[start of Data lines]

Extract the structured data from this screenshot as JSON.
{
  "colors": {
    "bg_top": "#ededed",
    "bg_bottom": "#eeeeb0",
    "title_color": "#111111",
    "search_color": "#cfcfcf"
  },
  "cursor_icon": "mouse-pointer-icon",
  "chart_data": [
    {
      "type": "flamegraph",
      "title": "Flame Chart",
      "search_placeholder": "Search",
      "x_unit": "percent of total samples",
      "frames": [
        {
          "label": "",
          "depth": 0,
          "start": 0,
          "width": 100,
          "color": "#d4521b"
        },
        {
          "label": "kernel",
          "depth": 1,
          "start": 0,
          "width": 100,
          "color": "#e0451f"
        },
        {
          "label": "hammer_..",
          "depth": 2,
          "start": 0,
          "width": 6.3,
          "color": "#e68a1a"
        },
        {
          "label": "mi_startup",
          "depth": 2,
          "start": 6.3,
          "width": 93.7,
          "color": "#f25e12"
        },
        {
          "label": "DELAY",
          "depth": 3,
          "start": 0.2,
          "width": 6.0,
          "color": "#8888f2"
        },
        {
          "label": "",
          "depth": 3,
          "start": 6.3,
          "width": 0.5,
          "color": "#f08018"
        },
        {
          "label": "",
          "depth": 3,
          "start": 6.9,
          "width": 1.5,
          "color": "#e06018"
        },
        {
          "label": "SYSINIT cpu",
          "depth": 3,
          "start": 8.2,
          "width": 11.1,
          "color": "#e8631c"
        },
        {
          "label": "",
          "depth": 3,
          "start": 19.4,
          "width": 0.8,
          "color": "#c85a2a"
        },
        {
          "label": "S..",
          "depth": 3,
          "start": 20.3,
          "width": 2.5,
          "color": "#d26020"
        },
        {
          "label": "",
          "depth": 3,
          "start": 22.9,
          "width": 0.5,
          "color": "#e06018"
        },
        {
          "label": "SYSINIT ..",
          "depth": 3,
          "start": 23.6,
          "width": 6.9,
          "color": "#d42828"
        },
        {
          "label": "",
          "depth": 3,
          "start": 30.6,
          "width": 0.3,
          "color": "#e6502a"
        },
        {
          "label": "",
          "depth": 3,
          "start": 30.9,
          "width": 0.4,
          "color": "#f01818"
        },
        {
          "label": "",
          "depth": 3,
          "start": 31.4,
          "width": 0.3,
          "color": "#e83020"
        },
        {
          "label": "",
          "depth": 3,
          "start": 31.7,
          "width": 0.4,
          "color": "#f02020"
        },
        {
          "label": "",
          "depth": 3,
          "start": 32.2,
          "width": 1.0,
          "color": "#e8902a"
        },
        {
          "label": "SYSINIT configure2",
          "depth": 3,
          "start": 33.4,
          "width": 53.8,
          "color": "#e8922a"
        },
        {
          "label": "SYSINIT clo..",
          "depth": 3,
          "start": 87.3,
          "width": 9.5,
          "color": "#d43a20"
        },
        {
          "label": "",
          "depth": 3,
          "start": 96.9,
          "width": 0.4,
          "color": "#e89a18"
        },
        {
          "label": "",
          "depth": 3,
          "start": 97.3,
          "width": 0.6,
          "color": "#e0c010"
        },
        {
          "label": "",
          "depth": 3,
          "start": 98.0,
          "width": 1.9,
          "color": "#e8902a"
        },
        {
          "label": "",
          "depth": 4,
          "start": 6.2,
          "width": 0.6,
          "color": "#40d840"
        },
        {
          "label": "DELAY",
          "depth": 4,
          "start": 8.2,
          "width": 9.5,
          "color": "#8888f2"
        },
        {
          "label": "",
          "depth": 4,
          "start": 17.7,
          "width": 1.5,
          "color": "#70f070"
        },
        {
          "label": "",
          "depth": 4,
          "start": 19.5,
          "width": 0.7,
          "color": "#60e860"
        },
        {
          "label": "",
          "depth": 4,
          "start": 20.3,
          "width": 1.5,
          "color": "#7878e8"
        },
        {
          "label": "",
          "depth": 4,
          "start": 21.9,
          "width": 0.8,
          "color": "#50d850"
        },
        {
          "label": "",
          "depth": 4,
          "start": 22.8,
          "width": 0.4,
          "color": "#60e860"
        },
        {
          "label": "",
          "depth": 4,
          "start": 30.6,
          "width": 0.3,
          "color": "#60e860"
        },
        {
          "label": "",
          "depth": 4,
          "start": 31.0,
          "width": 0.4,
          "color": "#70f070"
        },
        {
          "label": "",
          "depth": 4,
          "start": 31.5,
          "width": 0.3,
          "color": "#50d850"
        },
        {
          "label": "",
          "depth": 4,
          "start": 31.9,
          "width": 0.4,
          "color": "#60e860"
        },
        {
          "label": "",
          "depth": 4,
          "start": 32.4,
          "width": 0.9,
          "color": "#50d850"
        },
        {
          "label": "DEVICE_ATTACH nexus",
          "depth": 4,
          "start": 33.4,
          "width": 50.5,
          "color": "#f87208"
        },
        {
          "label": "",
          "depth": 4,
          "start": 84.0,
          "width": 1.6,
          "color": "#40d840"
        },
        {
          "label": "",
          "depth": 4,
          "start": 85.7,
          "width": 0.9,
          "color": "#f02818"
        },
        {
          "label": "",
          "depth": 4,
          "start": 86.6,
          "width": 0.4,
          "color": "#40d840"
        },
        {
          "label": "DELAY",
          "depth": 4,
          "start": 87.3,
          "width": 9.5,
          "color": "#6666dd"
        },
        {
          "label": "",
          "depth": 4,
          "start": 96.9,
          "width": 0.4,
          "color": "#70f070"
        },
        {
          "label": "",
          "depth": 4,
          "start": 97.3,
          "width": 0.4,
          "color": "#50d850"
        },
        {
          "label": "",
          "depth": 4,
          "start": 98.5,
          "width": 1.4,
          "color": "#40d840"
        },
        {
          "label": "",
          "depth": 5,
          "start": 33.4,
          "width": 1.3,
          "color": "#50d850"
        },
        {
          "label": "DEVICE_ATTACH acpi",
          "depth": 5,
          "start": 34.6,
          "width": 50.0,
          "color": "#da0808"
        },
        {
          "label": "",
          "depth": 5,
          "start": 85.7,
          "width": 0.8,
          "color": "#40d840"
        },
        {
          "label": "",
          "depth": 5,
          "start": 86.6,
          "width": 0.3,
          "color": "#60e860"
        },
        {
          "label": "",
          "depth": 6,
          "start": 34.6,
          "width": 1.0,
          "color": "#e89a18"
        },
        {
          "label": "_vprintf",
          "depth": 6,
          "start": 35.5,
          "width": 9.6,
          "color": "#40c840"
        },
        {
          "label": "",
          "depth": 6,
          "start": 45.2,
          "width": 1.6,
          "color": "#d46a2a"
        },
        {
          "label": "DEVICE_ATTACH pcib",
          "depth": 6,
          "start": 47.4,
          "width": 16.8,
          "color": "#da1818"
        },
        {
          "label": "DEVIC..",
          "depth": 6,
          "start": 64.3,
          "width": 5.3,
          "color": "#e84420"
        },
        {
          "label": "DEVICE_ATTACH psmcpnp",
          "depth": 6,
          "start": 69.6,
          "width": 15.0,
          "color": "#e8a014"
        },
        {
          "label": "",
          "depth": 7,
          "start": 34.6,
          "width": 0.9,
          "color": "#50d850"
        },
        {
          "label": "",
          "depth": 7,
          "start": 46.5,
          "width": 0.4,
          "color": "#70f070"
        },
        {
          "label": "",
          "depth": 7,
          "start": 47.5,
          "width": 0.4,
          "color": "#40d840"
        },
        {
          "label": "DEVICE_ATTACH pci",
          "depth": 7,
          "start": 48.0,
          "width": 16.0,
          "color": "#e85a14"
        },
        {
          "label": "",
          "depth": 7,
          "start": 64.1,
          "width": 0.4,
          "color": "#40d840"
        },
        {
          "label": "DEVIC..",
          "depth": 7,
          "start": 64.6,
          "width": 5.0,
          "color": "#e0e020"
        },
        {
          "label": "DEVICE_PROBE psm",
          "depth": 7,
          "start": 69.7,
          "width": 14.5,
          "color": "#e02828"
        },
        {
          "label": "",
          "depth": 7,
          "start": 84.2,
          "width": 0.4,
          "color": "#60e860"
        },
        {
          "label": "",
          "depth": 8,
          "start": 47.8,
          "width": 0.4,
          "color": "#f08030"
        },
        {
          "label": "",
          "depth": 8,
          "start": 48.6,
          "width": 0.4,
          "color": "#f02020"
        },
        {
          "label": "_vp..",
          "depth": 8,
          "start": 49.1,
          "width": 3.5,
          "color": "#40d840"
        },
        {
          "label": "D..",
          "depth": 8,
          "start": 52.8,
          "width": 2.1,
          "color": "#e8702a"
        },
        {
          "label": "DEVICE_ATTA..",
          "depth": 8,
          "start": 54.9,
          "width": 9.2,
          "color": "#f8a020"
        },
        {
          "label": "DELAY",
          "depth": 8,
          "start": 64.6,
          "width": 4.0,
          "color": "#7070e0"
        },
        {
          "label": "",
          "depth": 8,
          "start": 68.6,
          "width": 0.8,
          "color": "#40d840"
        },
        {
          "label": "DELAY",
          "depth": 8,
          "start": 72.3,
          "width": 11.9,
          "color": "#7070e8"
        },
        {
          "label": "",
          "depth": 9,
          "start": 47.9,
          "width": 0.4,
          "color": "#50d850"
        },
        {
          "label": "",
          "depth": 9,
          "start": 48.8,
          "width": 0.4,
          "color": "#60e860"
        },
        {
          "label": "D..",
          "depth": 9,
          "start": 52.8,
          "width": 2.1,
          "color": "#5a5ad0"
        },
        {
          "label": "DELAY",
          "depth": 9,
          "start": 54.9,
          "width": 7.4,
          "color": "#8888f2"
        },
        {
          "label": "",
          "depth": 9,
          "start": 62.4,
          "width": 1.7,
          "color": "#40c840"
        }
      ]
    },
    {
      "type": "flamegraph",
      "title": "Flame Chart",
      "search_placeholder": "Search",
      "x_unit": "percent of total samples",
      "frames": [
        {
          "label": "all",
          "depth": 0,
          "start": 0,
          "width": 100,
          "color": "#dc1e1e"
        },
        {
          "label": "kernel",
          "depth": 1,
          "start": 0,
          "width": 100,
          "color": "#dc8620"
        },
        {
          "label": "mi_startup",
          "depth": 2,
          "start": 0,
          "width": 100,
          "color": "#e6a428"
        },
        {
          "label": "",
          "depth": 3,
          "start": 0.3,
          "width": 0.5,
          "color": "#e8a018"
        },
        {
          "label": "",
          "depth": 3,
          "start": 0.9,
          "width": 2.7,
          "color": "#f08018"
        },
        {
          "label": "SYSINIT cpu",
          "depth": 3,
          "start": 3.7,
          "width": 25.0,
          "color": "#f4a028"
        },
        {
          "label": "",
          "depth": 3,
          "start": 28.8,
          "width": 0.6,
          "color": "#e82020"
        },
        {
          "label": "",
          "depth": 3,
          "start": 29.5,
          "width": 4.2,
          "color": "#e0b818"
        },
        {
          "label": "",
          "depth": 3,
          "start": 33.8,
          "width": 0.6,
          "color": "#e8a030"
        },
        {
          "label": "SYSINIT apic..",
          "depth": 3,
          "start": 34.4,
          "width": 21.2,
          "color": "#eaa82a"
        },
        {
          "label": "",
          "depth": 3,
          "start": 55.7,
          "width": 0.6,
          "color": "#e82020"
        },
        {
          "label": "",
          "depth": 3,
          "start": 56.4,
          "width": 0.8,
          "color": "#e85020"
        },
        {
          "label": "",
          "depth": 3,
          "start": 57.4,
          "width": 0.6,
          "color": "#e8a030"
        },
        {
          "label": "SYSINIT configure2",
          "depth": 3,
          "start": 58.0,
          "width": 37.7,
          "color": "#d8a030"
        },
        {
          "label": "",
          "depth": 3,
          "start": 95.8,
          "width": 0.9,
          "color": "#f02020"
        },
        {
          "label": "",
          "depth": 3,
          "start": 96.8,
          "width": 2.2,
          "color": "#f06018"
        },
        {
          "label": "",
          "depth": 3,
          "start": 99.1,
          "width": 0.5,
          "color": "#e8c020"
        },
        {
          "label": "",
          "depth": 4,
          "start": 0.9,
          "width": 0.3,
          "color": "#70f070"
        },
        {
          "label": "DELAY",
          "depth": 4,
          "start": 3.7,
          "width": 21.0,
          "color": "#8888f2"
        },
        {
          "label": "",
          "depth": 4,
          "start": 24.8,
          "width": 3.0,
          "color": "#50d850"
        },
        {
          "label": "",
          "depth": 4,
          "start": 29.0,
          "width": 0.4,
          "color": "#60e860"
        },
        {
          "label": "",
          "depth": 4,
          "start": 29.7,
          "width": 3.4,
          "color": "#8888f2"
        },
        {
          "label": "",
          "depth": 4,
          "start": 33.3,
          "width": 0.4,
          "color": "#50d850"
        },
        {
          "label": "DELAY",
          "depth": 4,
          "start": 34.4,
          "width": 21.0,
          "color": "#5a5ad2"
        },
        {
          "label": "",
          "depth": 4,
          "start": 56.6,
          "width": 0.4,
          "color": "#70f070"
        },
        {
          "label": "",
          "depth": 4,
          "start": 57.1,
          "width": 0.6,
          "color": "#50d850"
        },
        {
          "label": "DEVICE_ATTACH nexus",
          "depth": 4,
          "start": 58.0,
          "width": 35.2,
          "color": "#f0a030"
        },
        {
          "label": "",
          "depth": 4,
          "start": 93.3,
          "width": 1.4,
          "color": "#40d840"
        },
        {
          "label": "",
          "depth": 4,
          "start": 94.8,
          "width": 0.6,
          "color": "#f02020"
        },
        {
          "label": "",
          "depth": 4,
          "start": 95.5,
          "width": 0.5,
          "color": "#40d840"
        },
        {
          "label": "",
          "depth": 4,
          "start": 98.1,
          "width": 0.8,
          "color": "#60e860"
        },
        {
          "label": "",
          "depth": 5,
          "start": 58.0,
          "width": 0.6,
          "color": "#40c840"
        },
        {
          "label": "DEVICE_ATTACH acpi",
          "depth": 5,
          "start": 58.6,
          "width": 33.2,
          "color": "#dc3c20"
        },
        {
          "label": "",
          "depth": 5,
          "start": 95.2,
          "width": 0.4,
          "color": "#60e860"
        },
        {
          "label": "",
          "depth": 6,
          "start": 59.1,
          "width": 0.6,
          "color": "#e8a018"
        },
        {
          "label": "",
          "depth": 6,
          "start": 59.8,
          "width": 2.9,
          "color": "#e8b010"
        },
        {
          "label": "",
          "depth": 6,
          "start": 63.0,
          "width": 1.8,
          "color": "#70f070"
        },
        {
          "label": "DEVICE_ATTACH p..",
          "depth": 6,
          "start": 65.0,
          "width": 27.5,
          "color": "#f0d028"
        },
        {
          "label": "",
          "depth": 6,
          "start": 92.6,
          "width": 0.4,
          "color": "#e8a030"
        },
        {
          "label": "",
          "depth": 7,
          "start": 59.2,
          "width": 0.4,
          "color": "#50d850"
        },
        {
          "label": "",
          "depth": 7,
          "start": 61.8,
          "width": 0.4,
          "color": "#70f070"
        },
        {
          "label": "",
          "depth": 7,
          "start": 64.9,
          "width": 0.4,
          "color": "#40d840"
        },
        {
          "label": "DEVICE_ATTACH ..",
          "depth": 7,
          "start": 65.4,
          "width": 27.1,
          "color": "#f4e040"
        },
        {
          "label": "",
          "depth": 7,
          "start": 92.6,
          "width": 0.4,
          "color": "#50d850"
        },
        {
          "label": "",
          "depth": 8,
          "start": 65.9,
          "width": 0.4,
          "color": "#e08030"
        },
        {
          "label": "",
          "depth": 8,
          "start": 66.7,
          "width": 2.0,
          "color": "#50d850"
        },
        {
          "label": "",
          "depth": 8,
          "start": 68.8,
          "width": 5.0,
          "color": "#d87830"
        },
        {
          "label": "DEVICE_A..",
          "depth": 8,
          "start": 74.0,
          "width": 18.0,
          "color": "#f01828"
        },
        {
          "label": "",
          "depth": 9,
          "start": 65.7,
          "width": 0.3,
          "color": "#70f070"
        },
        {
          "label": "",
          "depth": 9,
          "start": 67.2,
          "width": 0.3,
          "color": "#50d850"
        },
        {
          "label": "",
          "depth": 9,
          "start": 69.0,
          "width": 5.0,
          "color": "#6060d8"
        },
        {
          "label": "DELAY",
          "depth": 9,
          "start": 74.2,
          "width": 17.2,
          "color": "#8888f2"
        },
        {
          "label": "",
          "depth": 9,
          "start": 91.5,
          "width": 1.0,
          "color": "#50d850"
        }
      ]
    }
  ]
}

[end of Data lines]

Find all lines with "SYSINIT" in them and copy each one.

          "label": "SYSINIT cpu",
          "label": "SYSINIT ..",
          "label": "SYSINIT configure2",
          "label": "SYSINIT clo..",
          "label": "SYSINIT cpu",
          "label": "SYSINIT apic..",
          "label": "SYSINIT configure2",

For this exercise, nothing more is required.